WHAT YOU SHOULD DO: Every entry below should be printed exactly, without its images.
________________
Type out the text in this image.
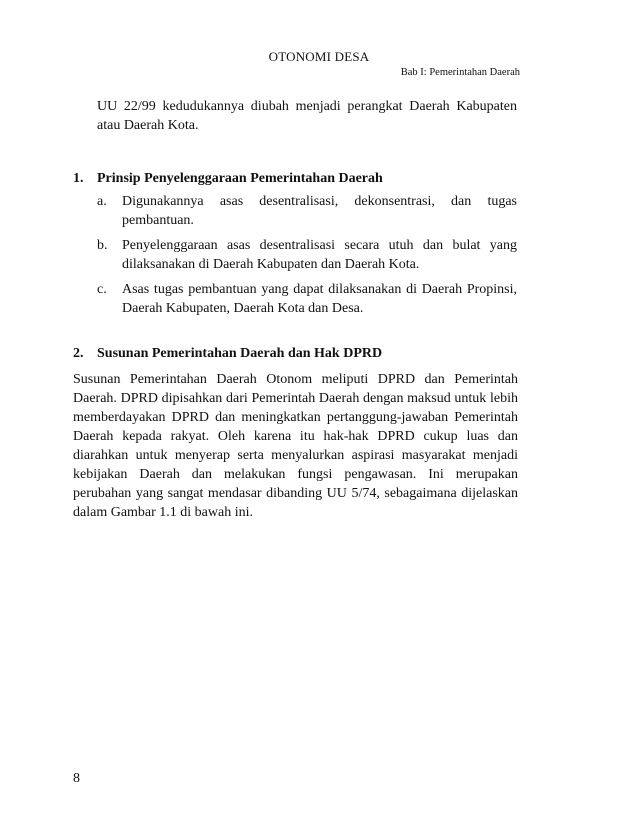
OTONOMI DESA
Bab I: Pemerintahan Daerah

UU 22/99 kedudukannya diubah menjadi perangkat Daerah Kabupaten atau Daerah Kota.

1. Prinsip Penyelenggaraan Pemerintahan Daerah
a.	Digunakannya asas desentralisasi, dekonsentrasi, dan tugas pembantuan.
b.	Penyelenggaraan asas desentralisasi secara utuh dan bulat yang dilaksanakan di Daerah Kabupaten dan Daerah Kota.
c.	Asas tugas pembantuan yang dapat dilaksanakan di Daerah Propinsi, Daerah Kabupaten, Daerah Kota dan Desa.
2. Susunan Pemerintahan Daerah dan Hak DPRD

Susunan Pemerintahan Daerah Otonom meliputi DPRD dan Pemerintah Daerah. DPRD dipisahkan dari Pemerintah Daerah dengan maksud untuk lebih memberdayakan DPRD dan meningkatkan pertanggung-jawaban Pemerintah Daerah kepada rakyat. Oleh karena itu hak-hak DPRD cukup luas dan diarahkan untuk menyerap serta menyalurkan aspirasi masyarakat menjadi kebijakan Daerah dan melakukan fungsi pengawasan. Ini merupakan perubahan yang sangat mendasar dibanding UU 5/74, sebagaimana dijelaskan dalam Gambar 1.1 di bawah ini.

8
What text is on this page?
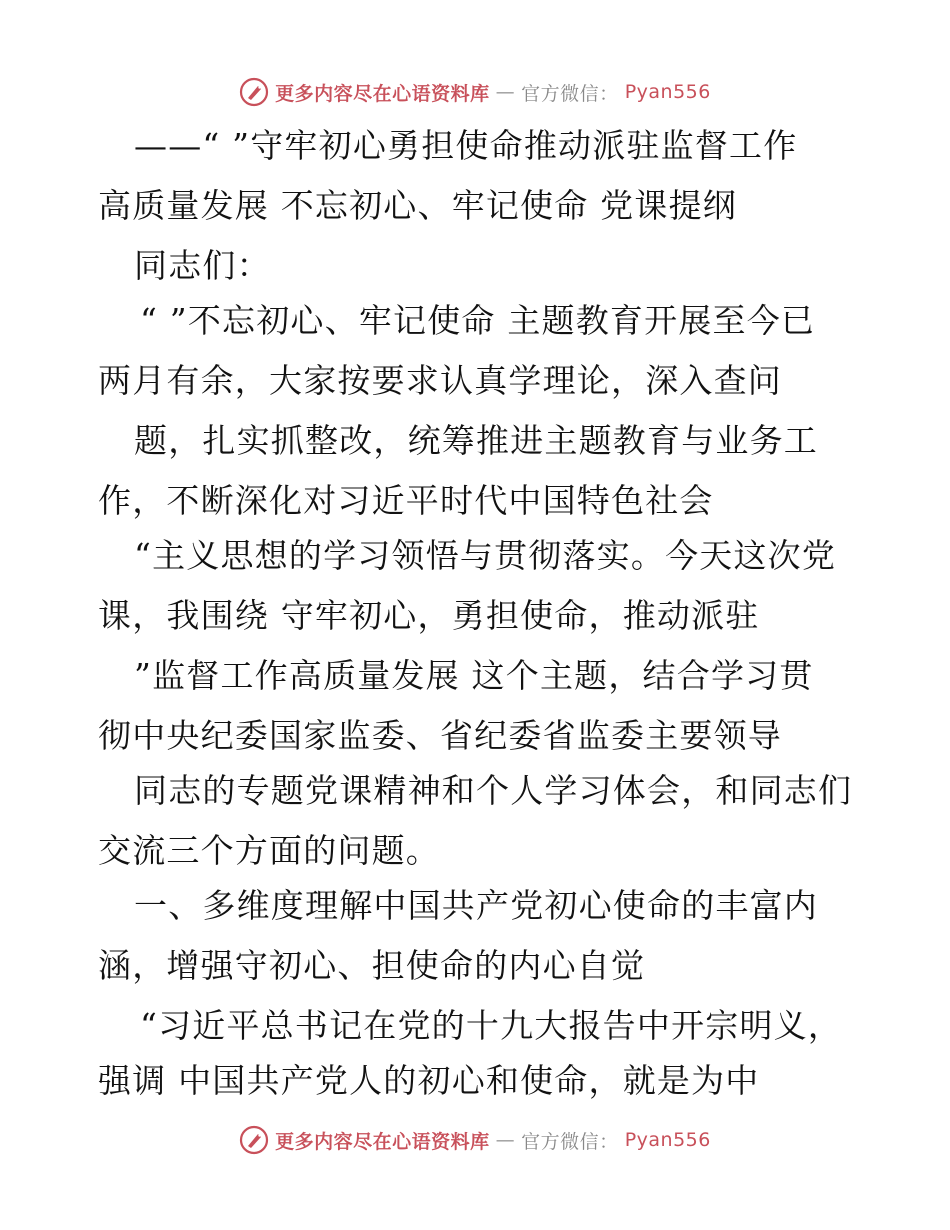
更多内容尽在心语资料库 — 官方微信： Pyan556
——“ ”守牢初心勇担使命推动派驻监督工作
高质量发展 不忘初心、牢记使命 党课提纲
同志们：
“ ”不忘初心、牢记使命 主题教育开展至今已
两月有余，大家按要求认真学理论，深入查问
题，扎实抓整改，统筹推进主题教育与业务工
作，不断深化对习近平时代中国特色社会
“主义思想的学习领悟与贯彻落实。今天这次党
课，我围绕 守牢初心，勇担使命，推动派驻
”监督工作高质量发展 这个主题，结合学习贯
彻中央纪委国家监委、省纪委省监委主要领导
同志的专题党课精神和个人学习体会，和同志们
交流三个方面的问题。
一、多维度理解中国共产党初心使命的丰富内
涵，增强守初心、担使命的内心自觉
“习近平总书记在党的十九大报告中开宗明义，
强调 中国共产党人的初心和使命，就是为中
更多内容尽在心语资料库 — 官方微信： Pyan556
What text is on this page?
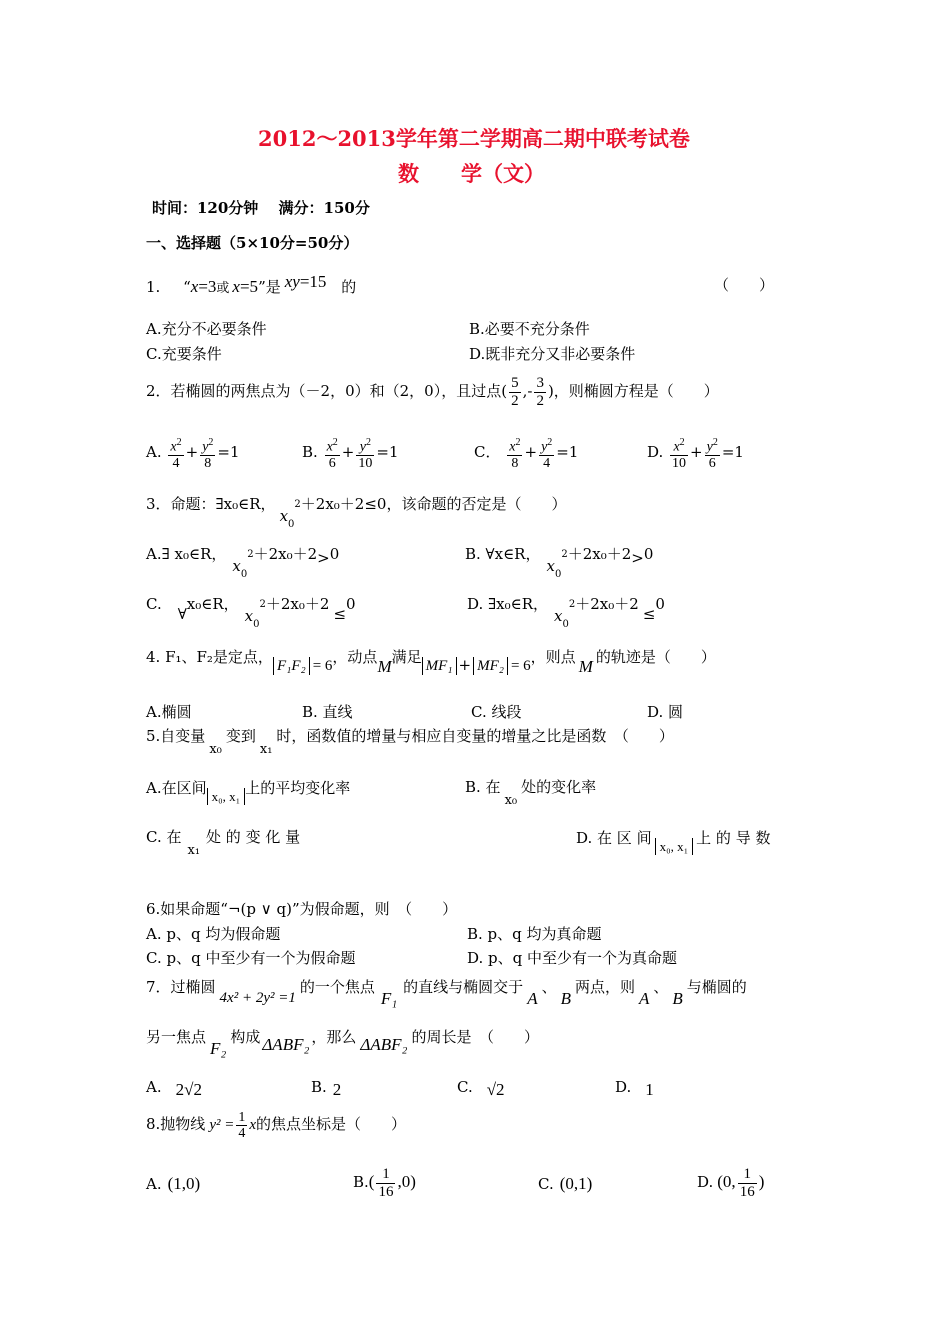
2012～2013学年第二学期高二期中联考试卷
数　　学（文）
时间：120分钟　 满分：150分
一、选择题（5×10分=50分）
1. “x=3或 x=5”是 xy=15 的	（　　）
A.充分不必要条件	B.必要不充分条件
C.充要条件	D.既非充分又非必要条件
2．若椭圆的两焦点为（－2，0）和（2，0），且过点( $\frac{5}{2}$ ,- $\frac{3}{2}$ )，则椭圆方程是（　　）
A. $\frac{x^2}{4} + \frac{y^2}{8} =1$	B. $\frac{x^2}{6} + \frac{y^2}{10} =1$	C． $\frac{x^2}{8} + \frac{y^2}{4} =1$	D. $\frac{x^2}{10} + \frac{y^2}{6} =1$
3．命题：∃x₀∈R，$x_0^2+2x_0+2\le 0$，该命题的否定是（　　）
A.∃ x₀∈R，$x_0^2+2x_0+2>0$	B. ∀x∈R，$x_0^2+2x_0+2>0$
C.∀x₀∈R，$x_0^2+2x_0+2\le 0$	D. ∃x₀∈R，$x_0^2+2x_0+2\le 0$
4. F₁、F₂是定点， F₁F₂ = 6，动点M满足 MF₁ + MF₂ = 6，则点 M 的轨迹是（　　）
A.椭圆	B. 直线	C. 线段	D. 圆
5.自变量x₀变到x₁时，函数值的增量与相应自变量的增量之比是函数　（　　）
A.在区间 x₀, x₁ 上的平均变化率	B. 在x₀处的变化率
C. 在x₁处 的 变 化 量	D. 在 区 间 x₀, x₁ 上 的 导 数
6.如果命题“¬(p ∨ q)”为假命题，则　（　　）
A. p、q 均为假命题	B. p、q 均为真命题
C. p、q 中至少有一个为假命题	D. p、q 中至少有一个为真命题
7．过椭圆4x² + 2y² =1的一个焦点F₁的直线与椭圆交于A、B两点，则A、B与椭圆的
另一焦点F₂构成 ΔABF₂ ，那么 ΔABF₂ 的周长是　（　　）
A. 2√2	B. 2	C. √2	D. 1
8.抛物线 $y^2 = \frac{1}{4}$ x的焦点坐标是（　　）
A. (1,0)	$B.( \frac{1}{16} ,0)$	C. (0,1)	D. (0, $\frac{1}{16}$ )
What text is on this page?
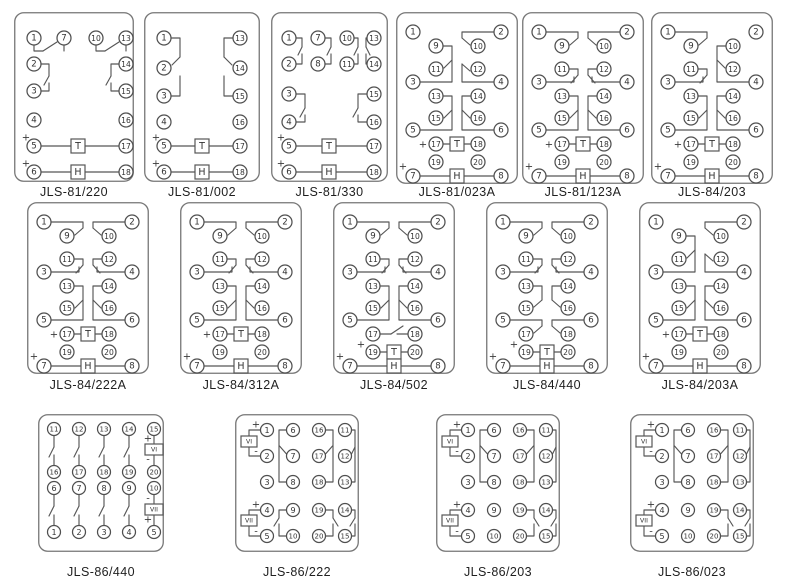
T
H
1	7	10	13
2	14
3	15
4	16
5	17
6	18
+
+
JLS-81/220
T
H
1	13
2	14
3	15
4	16
5	17
6	18
+
+
JLS-81/002
T
H
1	7	10 13
2	8	11 14
3	15
4	16
5	17
6	18
+
+
JLS-81/330
T
H
1	2
9	10
11	12
3	4
13	14
15	16
5	6
17	18
19	20
7	8
+
+
JLS-81/023A
T
H
1	2
9	10
11	12
3	4
13	14
15	16
5	6
17	18
19	20
7	8
+
+
JLS-81/123A
T
H
1	2
9	10
11	12
3	4
13	14
15	16
5	6
17	18
19	20
7	8
+
+
JLS-84/203
T
H
1	2
9	10
11	12
3	4
13	14
15	16
5	6
17	18
19	20
7	8
+
+
JLS-84/222A
T
H
1	2
9	10
11	12
3	4
13	14
15	16
5	6
17	18
19	20
7	8
+
+
JLS-84/312A
T
H
1	2
9	10
11	12
3	4
13	14
15	16
5	6
17	18
19	20
7	8
+
+
JLS-84/502
T
H
1	2
9	10
11	12
3	4
13	14
15	16
5	6
17	18
19	20
7	8
+
+
JLS-84/440
T
H
1	2
9	10
11	12
3	4
13	14
15	16
5	6
17	18
19	20
7	8
+
+
JLS-84/203A
VI
VII
11 12 13 14 15
16 17 18 19 20
6 7 8 9	10
1 2 3 4 5
+
-
-
+
JLS-86/440
VI
VII
1
2
3
4
5
6
7
8
16
17
18
11
12
13
9
10
19
20
14
15
+
-
+
-
JLS-86/222
VI
VII
1
2
3
4
5
6
7
8
16
17
18
11
12
13
9
10
19
20
14
15
+
-
+
-
JLS-86/203
VI
VII
1
2
3
4
5
6
7
8
16
17
18
11
12
13
9
10
19
20
14
15
+
-
+
-
JLS-86/023
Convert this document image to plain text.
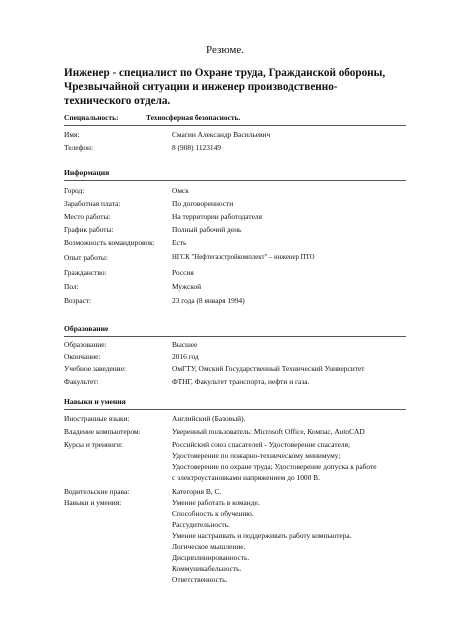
Резюме.
Инженер - специалист по Охране труда, Гражданской обороны,
Чрезвычайной ситуации и инженер производственно-
технического отдела.
Специальность:	Техносферная безопасность.
Имя:	Смагин Александр Васильевич
Телефон:	8 (908) 1123149
Информация
Город:	Омск
Заработная плата:	По договоренности
Место работы:	На территории работодателя
График работы:	Полный рабочий день
Возможность командировок: Есть
Опыт работы:	НГСК "Нефтегазстройкомплект" – инженер ПТО
Гражданство:	Россия
Пол:	Мужской
Возраст:	23 года (8 января 1994)
Образование
Образование:	Высшее
Окончание:	2016 год
Учебное заведение:	ОмГТУ, Омский Государственный Технический Университет
Факультет:	ФТНГ, Факультет транспорта, нефти и газа.
Навыки и умения
Иностранные языки:	Английский (Базовый).
Владение компьютером:	Уверенный пользователь: Microsoft Office, Компас, AutoCAD
Курсы и тренинги:	Российский союз спасателей - Удостоверение спасателя;
Удостоверение по пожарно-техническому минимуму;
Удостоверение по охране труда; Удостоверение допуска к работе
с электроустановками напряжением до 1000 В.
Водительские права:	Категория В, С.
Навыки и умения:	Умение работать в команде.
Способность к обучению.
Рассудительность.
Умение настраивать и поддерживать работу компьютера.
Логическое мышление.
Дисциплинированность.
Коммуникабельность.
Ответственность.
________________
FULL ANSWER:
Type out the text in this image.
OTONOMI DESA
Bab I: Pemerintahan Daerah

UU 22/99 kedudukannya diubah menjadi perangkat Daerah Kabupaten atau Daerah Kota.

1. Prinsip Penyelenggaraan Pemerintahan Daerah
a.	Digunakannya asas desentralisasi, dekonsentrasi, dan tugas pembantuan.
b.	Penyelenggaraan asas desentralisasi secara utuh dan bulat yang dilaksanakan di Daerah Kabupaten dan Daerah Kota.
c.	Asas tugas pembantuan yang dapat dilaksanakan di Daerah Propinsi, Daerah Kabupaten, Daerah Kota dan Desa.
2. Susunan Pemerintahan Daerah dan Hak DPRD

Susunan Pemerintahan Daerah Otonom meliputi DPRD dan Pemerintah Daerah. DPRD dipisahkan dari Pemerintah Daerah dengan maksud untuk lebih memberdayakan DPRD dan meningkatkan pertanggung-jawaban Pemerintah Daerah kepada rakyat. Oleh karena itu hak-hak DPRD cukup luas dan diarahkan untuk menyerap serta menyalurkan aspirasi masyarakat menjadi kebijakan Daerah dan melakukan fungsi pengawasan. Ini merupakan perubahan yang sangat mendasar dibanding UU 5/74, sebagaimana dijelaskan dalam Gambar 1.1 di bawah ini.

8
What text is on this page?
更多内容尽在心语资料库 — 官方微信： Pyan556
——“ ”守牢初心勇担使命推动派驻监督工作
高质量发展 不忘初心、牢记使命 党课提纲
同志们：
“ ”不忘初心、牢记使命 主题教育开展至今已
两月有余，大家按要求认真学理论，深入查问
题，扎实抓整改，统筹推进主题教育与业务工
作，不断深化对习近平时代中国特色社会
“主义思想的学习领悟与贯彻落实。今天这次党
课，我围绕 守牢初心，勇担使命，推动派驻
”监督工作高质量发展 这个主题，结合学习贯
彻中央纪委国家监委、省纪委省监委主要领导
同志的专题党课精神和个人学习体会，和同志们
交流三个方面的问题。
一、多维度理解中国共产党初心使命的丰富内
涵，增强守初心、担使命的内心自觉
“习近平总书记在党的十九大报告中开宗明义，
强调 中国共产党人的初心和使命，就是为中
更多内容尽在心语资料库 — 官方微信： Pyan556
What text is on this page?
2012～2013学年第二学期高二期中联考试卷
数　　学（文）
时间：120分钟　 满分：150分
一、选择题（5×10分=50分）
1. “x=3或 x=5”是 xy=15 的	（　　）
A.充分不必要条件	B.必要不充分条件
C.充要条件	D.既非充分又非必要条件
2．若椭圆的两焦点为（－2，0）和（2，0），且过点( $\frac{5}{2}$ ,- $\frac{3}{2}$ )，则椭圆方程是（　　）
A. $\frac{x^2}{4} + \frac{y^2}{8} =1$	B. $\frac{x^2}{6} + \frac{y^2}{10} =1$	C． $\frac{x^2}{8} + \frac{y^2}{4} =1$	D. $\frac{x^2}{10} + \frac{y^2}{6} =1$
3．命题：∃x₀∈R，$x_0^2+2x_0+2\le 0$，该命题的否定是（　　）
A.∃ x₀∈R，$x_0^2+2x_0+2>0$	B. ∀x∈R，$x_0^2+2x_0+2>0$
C.∀x₀∈R，$x_0^2+2x_0+2\le 0$	D. ∃x₀∈R，$x_0^2+2x_0+2\le 0$
4. F₁、F₂是定点， F₁F₂ = 6，动点M满足 MF₁ + MF₂ = 6，则点 M 的轨迹是（　　）
A.椭圆	B. 直线	C. 线段	D. 圆
5.自变量x₀变到x₁时，函数值的增量与相应自变量的增量之比是函数　（　　）
A.在区间 x₀, x₁ 上的平均变化率	B. 在x₀处的变化率
C. 在x₁处 的 变 化 量	D. 在 区 间 x₀, x₁ 上 的 导 数
6.如果命题“¬(p ∨ q)”为假命题，则　（　　）
A. p、q 均为假命题	B. p、q 均为真命题
C. p、q 中至少有一个为假命题	D. p、q 中至少有一个为真命题
7．过椭圆4x² + 2y² =1的一个焦点F₁的直线与椭圆交于A、B两点，则A、B与椭圆的
另一焦点F₂构成 ΔABF₂ ，那么 ΔABF₂ 的周长是　（　　）
A. 2√2	B. 2	C. √2	D. 1
8.抛物线 $y^2 = \frac{1}{4}$ x的焦点坐标是（　　）
A. (1,0)	$B.( \frac{1}{16} ,0)$	C. (0,1)	D. (0, $\frac{1}{16}$ )
What text is on this page?
T
H
1	7	10	13
2	14
3	15
4	16
5	17
6	18
+
+
JLS-81/220
T
H
1	13
2	14
3	15
4	16
5	17
6	18
+
+
JLS-81/002
T
H
1	7	10 13
2	8	11 14
3	15
4	16
5	17
6	18
+
+
JLS-81/330
T
H
1	2
9	10
11	12
3	4
13	14
15	16
5	6
17	18
19	20
7	8
+
+
JLS-81/023A
T
H
1	2
9	10
11	12
3	4
13	14
15	16
5	6
17	18
19	20
7	8
+
+
JLS-81/123A
T
H
1	2
9	10
11	12
3	4
13	14
15	16
5	6
17	18
19	20
7	8
+
+
JLS-84/203
T
H
1	2
9	10
11	12
3	4
13	14
15	16
5	6
17	18
19	20
7	8
+
+
JLS-84/222A
T
H
1	2
9	10
11	12
3	4
13	14
15	16
5	6
17	18
19	20
7	8
+
+
JLS-84/312A
T
H
1	2
9	10
11	12
3	4
13	14
15	16
5	6
17	18
19	20
7	8
+
+
JLS-84/502
T
H
1	2
9	10
11	12
3	4
13	14
15	16
5	6
17	18
19	20
7	8
+
+
JLS-84/440
T
H
1	2
9	10
11	12
3	4
13	14
15	16
5	6
17	18
19	20
7	8
+
+
JLS-84/203A
VI
VII
11 12 13 14 15
16 17 18 19 20
6 7 8 9	10
1 2 3 4 5
+
-
-
+
JLS-86/440
VI
VII
1
2
3
4
5
6
7
8
16
17
18
11
12
13
9
10
19
20
14
15
+
-
+
-
JLS-86/222
VI
VII
1
2
3
4
5
6
7
8
16
17
18
11
12
13
9
10
19
20
14
15
+
-
+
-
JLS-86/203
VI
VII
1
2
3
4
5
6
7
8
16
17
18
11
12
13
9
10
19
20
14
15
+
-
+
-
JLS-86/023
Convert this document image to plain text.
Резюме.
Инженер - специалист по Охране труда, Гражданской обороны,
Чрезвычайной ситуации и инженер производственно-
технического отдела.
Специальность:	Техносферная безопасность.
Имя:	Смагин Александр Васильевич
Телефон:	8 (908) 1123149
Информация
Город:	Омск
Заработная плата:	По договоренности
Место работы:	На территории работодателя
График работы:	Полный рабочий день
Возможность командировок: Есть
Опыт работы:	НГСК "Нефтегазстройкомплект" – инженер ПТО
Гражданство:	Россия
Пол:	Мужской
Возраст:	23 года (8 января 1994)
Образование
Образование:	Высшее
Окончание:	2016 год
Учебное заведение:	ОмГТУ, Омский Государственный Технический Университет
Факультет:	ФТНГ, Факультет транспорта, нефти и газа.
Навыки и умения
Иностранные языки:	Английский (Базовый).
Владение компьютером:	Уверенный пользователь: Microsoft Office, Компас, AutoCAD
Курсы и тренинги:	Российский союз спасателей - Удостоверение спасателя;
Удостоверение по пожарно-техническому минимуму;
Удостоверение по охране труда; Удостоверение допуска к работе
с электроустановками напряжением до 1000 В.
Водительские права:	Категория В, С.
Навыки и умения:	Умение работать в команде.
Способность к обучению.
Рассудительность.
Умение настраивать и поддерживать работу компьютера.
Логическое мышление.
Дисциплинированность.
Коммуникабельность.
Ответственность.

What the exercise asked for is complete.